> **Given problem**:
Extract each line from the entries below that has the string "name" in it.

(Entries taken from a collection)
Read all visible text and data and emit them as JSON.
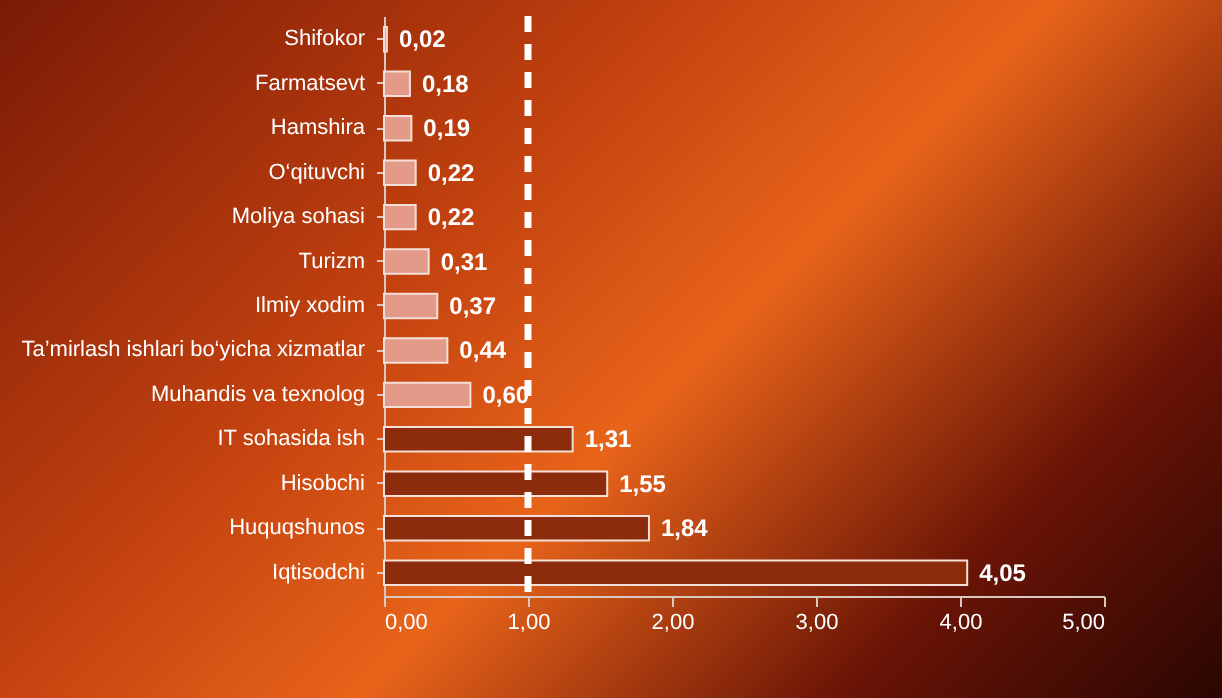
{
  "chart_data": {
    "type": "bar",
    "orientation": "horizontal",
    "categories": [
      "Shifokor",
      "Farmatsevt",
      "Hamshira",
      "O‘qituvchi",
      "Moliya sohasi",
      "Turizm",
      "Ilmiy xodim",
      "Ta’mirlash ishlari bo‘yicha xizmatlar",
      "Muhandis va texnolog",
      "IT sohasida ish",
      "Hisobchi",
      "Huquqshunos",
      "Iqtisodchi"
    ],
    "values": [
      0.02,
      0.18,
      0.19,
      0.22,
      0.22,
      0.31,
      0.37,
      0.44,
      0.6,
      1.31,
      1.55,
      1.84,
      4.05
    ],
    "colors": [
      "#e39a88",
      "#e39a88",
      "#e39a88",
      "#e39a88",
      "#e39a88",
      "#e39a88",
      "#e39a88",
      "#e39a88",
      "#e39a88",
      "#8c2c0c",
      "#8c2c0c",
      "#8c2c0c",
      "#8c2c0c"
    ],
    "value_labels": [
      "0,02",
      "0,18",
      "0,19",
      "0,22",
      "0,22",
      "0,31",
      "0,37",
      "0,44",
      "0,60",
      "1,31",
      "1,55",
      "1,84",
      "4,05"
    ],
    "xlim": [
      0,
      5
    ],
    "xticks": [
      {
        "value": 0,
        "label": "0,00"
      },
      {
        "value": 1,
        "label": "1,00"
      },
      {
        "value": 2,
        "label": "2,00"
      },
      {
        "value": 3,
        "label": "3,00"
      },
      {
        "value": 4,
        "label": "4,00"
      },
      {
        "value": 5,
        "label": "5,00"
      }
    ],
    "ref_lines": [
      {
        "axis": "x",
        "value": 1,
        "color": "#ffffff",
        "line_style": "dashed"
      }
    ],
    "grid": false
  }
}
--
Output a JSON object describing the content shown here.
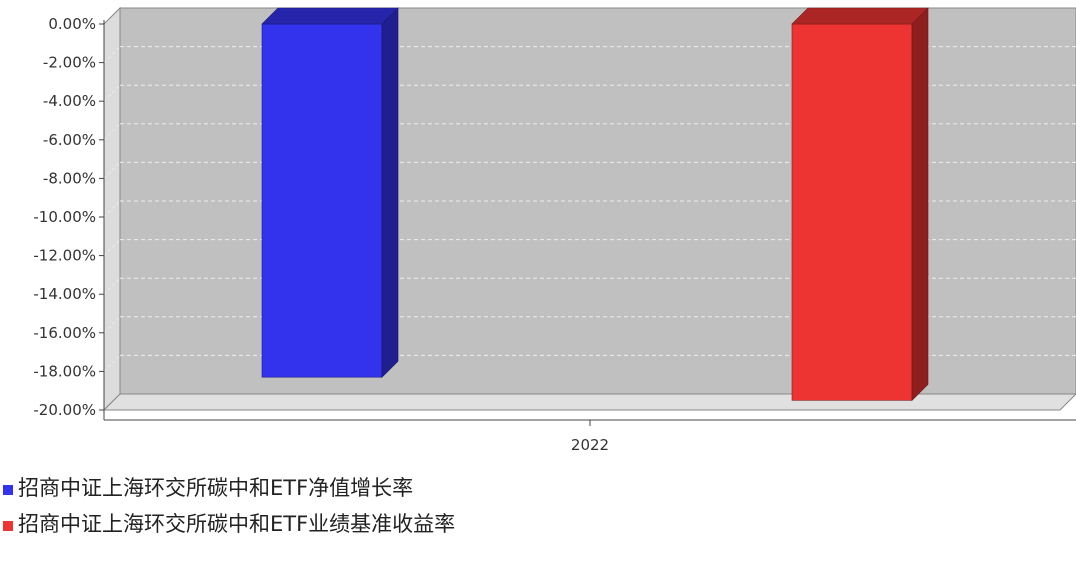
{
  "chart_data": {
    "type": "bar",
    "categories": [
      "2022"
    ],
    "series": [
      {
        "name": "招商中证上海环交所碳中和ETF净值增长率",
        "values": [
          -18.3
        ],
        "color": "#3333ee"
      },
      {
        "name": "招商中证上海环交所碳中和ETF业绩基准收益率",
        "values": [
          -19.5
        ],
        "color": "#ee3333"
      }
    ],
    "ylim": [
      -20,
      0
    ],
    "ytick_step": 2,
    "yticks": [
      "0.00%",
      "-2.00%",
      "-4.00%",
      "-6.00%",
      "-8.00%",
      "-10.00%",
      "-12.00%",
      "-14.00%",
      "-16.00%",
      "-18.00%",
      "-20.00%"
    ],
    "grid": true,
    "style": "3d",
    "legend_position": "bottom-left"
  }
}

> **Output below**:
        "name": "招商中证上海环交所碳中和ETF净值增长率",
        "name": "招商中证上海环交所碳中和ETF业绩基准收益率",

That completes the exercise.